* **SELECTION**:

================================

Essential Research: 53-47 to Labor

Labor loses some of its edge on the primary vote in Essential’s last poll for the year, but retains a commanding two-party lead, and is widely expected to win next year’s election.

Courtesy of The Guardian, the final Essential Research poll for the year moves a point in favour of the Coalition, who now trail 53-47. We are also told the Coalition primary vote is at 37%, down one on a fortnight ago, and Labor is on 36%, down three. Which minor parties have taken up the slack will remain a mystery until the full report is published later today.

As it does in its last poll every year, Essential asked respondents to nominate if it had been a good or bad year for various political principals and politics in general, finding 65% rating it a bad year for Australian politics, compared with 54% last year, and 57% a bad year for the federal government.

================================

* **DATA SHOWN**:

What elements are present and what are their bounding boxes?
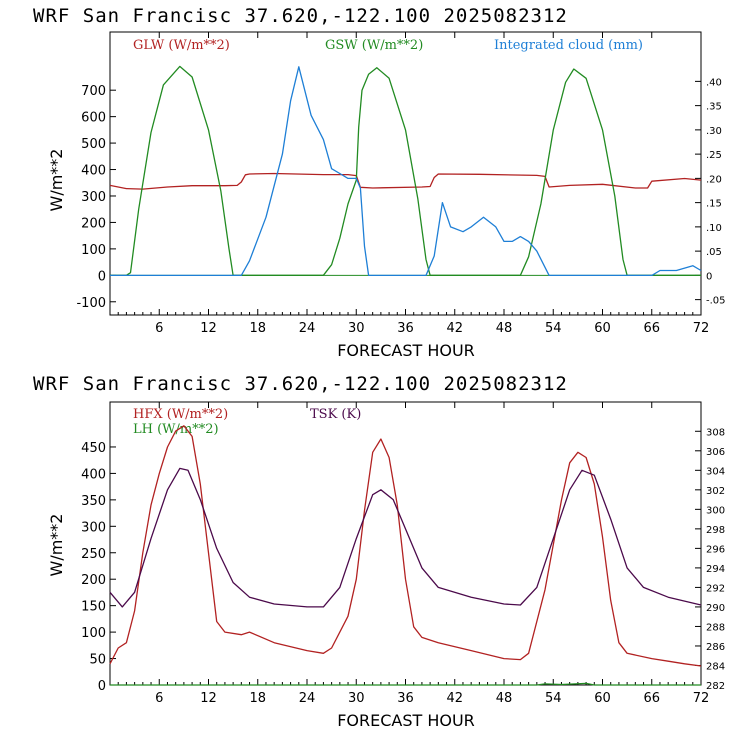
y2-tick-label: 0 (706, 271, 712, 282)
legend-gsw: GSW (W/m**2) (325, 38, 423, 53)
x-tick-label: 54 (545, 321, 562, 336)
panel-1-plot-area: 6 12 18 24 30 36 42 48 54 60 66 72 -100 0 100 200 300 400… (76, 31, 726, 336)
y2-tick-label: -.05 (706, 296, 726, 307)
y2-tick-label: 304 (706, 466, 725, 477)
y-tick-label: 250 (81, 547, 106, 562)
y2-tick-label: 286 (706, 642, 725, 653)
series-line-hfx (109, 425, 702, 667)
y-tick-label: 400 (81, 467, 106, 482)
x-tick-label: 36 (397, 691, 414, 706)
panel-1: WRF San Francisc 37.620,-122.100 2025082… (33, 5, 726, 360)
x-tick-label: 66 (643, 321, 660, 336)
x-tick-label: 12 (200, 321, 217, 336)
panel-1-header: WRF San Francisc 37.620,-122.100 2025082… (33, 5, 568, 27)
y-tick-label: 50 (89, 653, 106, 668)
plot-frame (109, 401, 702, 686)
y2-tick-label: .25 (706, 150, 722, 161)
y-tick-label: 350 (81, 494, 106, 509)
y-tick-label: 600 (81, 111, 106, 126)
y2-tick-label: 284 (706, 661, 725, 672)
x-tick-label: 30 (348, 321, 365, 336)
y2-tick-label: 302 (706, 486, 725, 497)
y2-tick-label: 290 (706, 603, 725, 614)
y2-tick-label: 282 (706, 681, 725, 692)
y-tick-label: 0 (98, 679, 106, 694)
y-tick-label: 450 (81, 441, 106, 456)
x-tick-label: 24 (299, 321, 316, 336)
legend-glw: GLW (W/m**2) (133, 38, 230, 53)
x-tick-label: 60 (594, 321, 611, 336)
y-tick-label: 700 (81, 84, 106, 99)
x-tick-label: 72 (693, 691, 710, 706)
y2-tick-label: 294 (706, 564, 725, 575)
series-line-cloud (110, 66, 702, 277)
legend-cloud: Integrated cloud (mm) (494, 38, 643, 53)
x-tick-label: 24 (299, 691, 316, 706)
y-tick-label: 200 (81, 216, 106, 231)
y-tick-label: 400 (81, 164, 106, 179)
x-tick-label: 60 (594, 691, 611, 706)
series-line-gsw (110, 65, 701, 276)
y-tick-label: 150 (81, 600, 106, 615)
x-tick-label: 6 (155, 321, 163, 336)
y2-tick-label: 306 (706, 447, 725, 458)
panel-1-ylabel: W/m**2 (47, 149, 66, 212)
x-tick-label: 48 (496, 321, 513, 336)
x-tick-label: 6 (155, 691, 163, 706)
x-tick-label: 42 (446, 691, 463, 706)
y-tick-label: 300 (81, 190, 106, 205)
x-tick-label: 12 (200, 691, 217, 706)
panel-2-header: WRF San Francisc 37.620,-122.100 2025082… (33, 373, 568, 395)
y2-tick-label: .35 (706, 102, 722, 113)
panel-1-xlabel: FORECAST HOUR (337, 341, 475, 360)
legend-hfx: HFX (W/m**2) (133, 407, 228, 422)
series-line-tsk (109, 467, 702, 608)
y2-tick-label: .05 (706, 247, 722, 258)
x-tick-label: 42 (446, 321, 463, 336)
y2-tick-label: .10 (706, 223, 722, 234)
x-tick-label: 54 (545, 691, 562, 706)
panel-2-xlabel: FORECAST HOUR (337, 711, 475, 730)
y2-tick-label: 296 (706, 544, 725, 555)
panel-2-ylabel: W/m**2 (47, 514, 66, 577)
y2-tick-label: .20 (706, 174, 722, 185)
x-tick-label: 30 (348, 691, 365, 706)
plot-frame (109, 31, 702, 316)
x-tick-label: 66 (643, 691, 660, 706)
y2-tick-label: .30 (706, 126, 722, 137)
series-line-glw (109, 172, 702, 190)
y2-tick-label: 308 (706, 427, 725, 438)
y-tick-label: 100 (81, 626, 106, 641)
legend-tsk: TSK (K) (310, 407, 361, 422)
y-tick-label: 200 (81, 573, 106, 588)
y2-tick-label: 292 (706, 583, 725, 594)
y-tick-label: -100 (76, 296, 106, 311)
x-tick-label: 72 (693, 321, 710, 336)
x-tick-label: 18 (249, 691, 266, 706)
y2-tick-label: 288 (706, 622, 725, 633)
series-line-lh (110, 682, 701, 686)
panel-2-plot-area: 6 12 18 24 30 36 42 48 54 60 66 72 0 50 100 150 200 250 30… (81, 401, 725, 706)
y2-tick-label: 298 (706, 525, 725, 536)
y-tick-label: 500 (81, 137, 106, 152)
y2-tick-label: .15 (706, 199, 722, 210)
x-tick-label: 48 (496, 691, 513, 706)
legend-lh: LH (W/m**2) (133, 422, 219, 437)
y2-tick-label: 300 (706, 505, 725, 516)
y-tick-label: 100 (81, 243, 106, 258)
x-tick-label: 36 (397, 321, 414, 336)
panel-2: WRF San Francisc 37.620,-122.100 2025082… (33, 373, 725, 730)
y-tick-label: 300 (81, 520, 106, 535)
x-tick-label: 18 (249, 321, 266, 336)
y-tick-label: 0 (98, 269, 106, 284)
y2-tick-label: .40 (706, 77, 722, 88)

================================

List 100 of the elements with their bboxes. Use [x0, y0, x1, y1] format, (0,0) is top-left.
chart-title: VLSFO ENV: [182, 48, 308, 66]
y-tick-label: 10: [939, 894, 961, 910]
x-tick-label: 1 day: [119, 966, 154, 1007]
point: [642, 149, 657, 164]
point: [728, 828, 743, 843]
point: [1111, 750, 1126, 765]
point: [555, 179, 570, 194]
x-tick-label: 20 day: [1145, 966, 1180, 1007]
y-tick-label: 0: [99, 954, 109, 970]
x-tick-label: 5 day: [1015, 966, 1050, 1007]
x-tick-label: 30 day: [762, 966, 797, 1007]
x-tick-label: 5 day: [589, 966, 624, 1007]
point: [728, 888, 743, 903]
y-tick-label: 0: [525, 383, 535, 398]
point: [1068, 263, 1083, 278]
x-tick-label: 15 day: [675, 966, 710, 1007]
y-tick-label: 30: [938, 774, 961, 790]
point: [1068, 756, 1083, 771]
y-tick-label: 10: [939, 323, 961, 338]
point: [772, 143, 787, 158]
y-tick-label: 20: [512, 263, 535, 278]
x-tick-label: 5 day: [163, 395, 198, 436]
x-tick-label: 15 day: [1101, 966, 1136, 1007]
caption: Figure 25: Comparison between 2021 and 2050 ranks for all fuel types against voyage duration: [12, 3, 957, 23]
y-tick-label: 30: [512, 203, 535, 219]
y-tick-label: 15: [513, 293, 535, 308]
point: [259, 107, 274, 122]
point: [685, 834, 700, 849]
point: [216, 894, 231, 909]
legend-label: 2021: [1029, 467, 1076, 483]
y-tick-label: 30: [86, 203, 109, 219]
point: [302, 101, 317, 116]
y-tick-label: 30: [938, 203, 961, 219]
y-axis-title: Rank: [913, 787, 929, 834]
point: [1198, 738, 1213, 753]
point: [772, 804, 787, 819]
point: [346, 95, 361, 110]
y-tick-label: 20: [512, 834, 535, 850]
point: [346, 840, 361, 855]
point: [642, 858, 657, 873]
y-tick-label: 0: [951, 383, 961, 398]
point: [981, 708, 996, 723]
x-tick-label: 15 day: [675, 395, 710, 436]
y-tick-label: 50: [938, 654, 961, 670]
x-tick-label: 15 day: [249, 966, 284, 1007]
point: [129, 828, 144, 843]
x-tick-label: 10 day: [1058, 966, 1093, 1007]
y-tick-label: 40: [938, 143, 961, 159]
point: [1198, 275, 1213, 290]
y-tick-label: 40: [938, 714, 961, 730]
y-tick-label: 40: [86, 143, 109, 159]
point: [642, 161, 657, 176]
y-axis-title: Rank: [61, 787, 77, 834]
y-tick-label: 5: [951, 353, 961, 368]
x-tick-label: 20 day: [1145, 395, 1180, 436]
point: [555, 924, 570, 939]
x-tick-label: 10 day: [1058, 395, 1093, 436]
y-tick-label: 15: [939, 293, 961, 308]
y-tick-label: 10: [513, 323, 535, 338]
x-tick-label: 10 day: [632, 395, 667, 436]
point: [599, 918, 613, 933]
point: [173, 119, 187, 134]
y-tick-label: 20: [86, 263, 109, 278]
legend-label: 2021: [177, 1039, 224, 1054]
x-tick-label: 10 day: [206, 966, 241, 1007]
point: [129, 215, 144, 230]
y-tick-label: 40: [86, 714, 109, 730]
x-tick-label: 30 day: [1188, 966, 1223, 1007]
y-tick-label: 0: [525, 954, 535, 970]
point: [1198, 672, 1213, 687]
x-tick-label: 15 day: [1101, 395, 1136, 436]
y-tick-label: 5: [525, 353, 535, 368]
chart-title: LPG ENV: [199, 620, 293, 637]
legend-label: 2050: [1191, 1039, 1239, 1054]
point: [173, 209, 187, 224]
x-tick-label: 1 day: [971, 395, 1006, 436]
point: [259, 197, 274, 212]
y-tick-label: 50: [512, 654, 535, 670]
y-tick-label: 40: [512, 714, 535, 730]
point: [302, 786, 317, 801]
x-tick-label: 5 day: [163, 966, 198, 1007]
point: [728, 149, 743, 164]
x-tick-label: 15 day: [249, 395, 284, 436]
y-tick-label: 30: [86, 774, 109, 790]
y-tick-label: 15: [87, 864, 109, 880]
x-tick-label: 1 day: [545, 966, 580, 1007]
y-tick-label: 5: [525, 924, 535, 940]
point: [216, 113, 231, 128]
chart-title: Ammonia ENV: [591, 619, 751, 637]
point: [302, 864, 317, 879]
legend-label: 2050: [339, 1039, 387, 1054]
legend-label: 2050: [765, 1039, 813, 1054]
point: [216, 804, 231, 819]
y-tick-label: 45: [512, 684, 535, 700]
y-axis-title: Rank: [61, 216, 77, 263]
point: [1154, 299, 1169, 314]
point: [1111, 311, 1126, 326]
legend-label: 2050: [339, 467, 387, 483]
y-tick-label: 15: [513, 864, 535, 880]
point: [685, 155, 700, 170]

================================

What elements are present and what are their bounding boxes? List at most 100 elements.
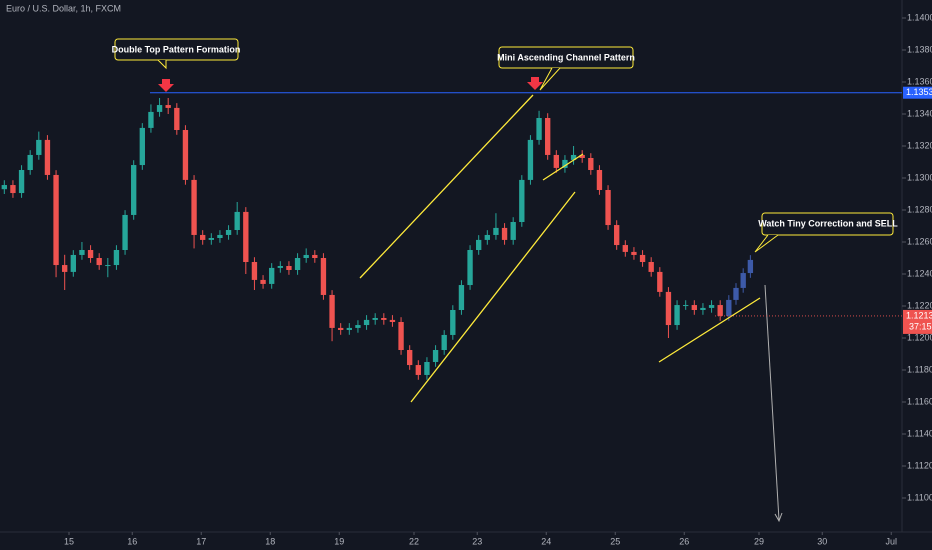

================================

* **INSTRUCTIONS**:
1. Copy the poll article word for word between "Labor loses some" and "the federal government.", inclusive.
2. According to the poll article, which outlet made the final Essential Research poll of the year available?
3. List every figure in the poll article that is written with a percent sign.

* **ANSWERS FOR THIS EXERCISE**:
1.
Labor loses some of its edge on the primary vote in Essential’s last poll for the year, but retains a commanding two-party lead, and is widely expected to win next year’s election.

Courtesy of The Guardian, the final Essential Research poll for the year moves a point in favour of the Coalition, who now trail 53-47. We are also told the Coalition primary vote is at 37%, down one on a fortnight ago, and Labor is on 36%, down three. Which minor parties have taken up the slack will remain a mystery until the full report is published later today.

As it does in its last poll every year, Essential asked respondents to nominate if it had been a good or bad year for various political principals and politics in general, finding 65% rating it a bad year for Australian politics, compared with 54% last year, and 57% a bad year for the federal government.

2. The Guardian

3. 37%, 36%, 65%, 54%, 57%